> [OBJECTIVE]: Find each line containing the string "Relevant". Copy it.

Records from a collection
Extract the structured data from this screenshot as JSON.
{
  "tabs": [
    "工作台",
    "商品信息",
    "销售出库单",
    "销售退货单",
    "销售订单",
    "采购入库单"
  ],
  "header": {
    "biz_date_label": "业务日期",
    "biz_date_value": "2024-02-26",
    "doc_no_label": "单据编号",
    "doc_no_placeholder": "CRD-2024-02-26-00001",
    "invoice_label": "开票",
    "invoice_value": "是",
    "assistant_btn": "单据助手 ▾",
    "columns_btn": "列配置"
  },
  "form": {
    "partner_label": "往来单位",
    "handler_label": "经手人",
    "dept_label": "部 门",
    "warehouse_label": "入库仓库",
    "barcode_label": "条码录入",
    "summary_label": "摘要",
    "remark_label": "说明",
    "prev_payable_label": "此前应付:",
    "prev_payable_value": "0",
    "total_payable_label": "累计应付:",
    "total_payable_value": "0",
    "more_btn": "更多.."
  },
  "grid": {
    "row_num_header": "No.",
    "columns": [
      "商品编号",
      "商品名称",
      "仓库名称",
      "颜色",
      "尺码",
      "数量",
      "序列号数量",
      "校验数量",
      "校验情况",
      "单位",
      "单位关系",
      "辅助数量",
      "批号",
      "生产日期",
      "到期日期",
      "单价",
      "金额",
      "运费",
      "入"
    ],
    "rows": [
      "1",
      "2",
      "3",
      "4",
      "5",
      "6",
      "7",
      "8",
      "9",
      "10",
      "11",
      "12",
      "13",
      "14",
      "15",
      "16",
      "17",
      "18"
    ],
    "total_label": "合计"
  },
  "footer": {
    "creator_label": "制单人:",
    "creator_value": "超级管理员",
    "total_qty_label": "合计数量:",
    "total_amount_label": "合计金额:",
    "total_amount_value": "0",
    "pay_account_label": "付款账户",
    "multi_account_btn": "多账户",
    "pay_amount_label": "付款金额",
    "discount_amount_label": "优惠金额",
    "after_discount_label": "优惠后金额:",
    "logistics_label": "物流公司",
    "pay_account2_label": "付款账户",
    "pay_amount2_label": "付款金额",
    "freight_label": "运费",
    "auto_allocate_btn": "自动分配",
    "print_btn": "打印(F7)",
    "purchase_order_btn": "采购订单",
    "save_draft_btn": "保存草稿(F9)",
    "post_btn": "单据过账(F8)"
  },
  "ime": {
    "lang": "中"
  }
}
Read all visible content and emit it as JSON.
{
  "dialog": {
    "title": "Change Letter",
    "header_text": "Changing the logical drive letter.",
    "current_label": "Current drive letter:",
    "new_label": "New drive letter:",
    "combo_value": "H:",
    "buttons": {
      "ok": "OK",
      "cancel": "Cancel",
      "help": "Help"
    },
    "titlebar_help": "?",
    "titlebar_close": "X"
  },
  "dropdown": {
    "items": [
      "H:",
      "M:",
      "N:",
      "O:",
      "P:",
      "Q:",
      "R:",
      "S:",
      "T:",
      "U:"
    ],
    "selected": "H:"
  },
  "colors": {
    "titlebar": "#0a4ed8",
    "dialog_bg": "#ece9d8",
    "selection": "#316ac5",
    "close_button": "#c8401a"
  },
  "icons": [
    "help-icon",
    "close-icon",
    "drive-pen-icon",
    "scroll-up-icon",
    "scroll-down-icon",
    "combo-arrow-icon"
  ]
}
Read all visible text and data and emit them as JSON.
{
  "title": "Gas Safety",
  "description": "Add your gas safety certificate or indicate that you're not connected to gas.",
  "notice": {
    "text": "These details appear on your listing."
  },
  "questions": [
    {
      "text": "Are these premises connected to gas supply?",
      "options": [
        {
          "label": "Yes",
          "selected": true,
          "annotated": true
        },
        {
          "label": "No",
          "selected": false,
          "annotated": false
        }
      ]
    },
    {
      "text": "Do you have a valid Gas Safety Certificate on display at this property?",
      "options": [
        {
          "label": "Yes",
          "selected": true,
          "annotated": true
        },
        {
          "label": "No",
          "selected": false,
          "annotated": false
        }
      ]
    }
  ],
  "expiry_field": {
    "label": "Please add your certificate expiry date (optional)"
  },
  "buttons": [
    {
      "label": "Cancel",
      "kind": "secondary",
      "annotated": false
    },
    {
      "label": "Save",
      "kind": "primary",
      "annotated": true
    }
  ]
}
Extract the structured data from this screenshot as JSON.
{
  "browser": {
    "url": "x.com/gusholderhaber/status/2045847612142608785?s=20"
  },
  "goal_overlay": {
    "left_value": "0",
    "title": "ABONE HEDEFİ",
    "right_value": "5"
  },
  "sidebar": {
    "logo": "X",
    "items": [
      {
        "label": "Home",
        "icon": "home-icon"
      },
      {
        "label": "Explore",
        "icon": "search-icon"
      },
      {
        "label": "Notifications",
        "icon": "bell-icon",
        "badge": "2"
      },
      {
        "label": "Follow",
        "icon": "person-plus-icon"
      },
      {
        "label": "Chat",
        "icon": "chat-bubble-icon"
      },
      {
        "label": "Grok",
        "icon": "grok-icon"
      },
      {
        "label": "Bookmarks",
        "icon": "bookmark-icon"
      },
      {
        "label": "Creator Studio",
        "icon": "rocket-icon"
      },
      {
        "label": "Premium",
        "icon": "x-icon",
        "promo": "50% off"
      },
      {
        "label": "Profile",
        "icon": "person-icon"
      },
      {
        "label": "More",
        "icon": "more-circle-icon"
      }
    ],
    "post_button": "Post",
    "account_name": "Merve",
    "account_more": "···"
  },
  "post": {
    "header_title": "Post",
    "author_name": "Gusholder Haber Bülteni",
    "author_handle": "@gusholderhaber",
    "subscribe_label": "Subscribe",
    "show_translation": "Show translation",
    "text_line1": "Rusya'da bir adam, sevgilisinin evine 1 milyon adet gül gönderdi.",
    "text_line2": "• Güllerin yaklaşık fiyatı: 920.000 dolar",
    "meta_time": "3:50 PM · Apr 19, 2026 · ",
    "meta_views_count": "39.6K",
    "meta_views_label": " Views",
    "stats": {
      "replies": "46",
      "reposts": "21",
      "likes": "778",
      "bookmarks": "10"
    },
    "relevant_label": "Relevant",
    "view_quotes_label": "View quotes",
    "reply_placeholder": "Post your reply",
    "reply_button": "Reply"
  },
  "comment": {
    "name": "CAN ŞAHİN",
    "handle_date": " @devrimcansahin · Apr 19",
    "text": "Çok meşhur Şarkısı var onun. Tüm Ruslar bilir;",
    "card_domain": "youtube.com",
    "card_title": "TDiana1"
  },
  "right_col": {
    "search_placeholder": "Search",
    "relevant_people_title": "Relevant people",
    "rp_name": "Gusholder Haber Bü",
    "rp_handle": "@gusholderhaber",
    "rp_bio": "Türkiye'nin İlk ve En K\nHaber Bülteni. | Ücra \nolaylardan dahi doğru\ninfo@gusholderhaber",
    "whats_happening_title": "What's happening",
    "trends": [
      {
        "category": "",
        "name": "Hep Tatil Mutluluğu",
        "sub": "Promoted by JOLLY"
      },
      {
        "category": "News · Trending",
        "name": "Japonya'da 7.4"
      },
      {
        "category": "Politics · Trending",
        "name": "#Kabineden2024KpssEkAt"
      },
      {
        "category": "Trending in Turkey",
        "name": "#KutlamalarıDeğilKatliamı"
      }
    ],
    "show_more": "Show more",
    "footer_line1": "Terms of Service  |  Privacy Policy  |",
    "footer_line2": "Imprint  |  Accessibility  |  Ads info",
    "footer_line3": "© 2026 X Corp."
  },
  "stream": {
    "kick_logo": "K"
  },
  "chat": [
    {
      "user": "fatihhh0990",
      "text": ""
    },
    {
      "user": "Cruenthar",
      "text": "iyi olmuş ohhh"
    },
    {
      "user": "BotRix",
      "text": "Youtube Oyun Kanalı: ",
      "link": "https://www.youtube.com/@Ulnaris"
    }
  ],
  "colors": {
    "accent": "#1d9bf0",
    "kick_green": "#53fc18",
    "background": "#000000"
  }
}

> [ANSWER BELOW]:
    "relevant_label": "Relevant",
    "relevant_people_title": "Relevant people",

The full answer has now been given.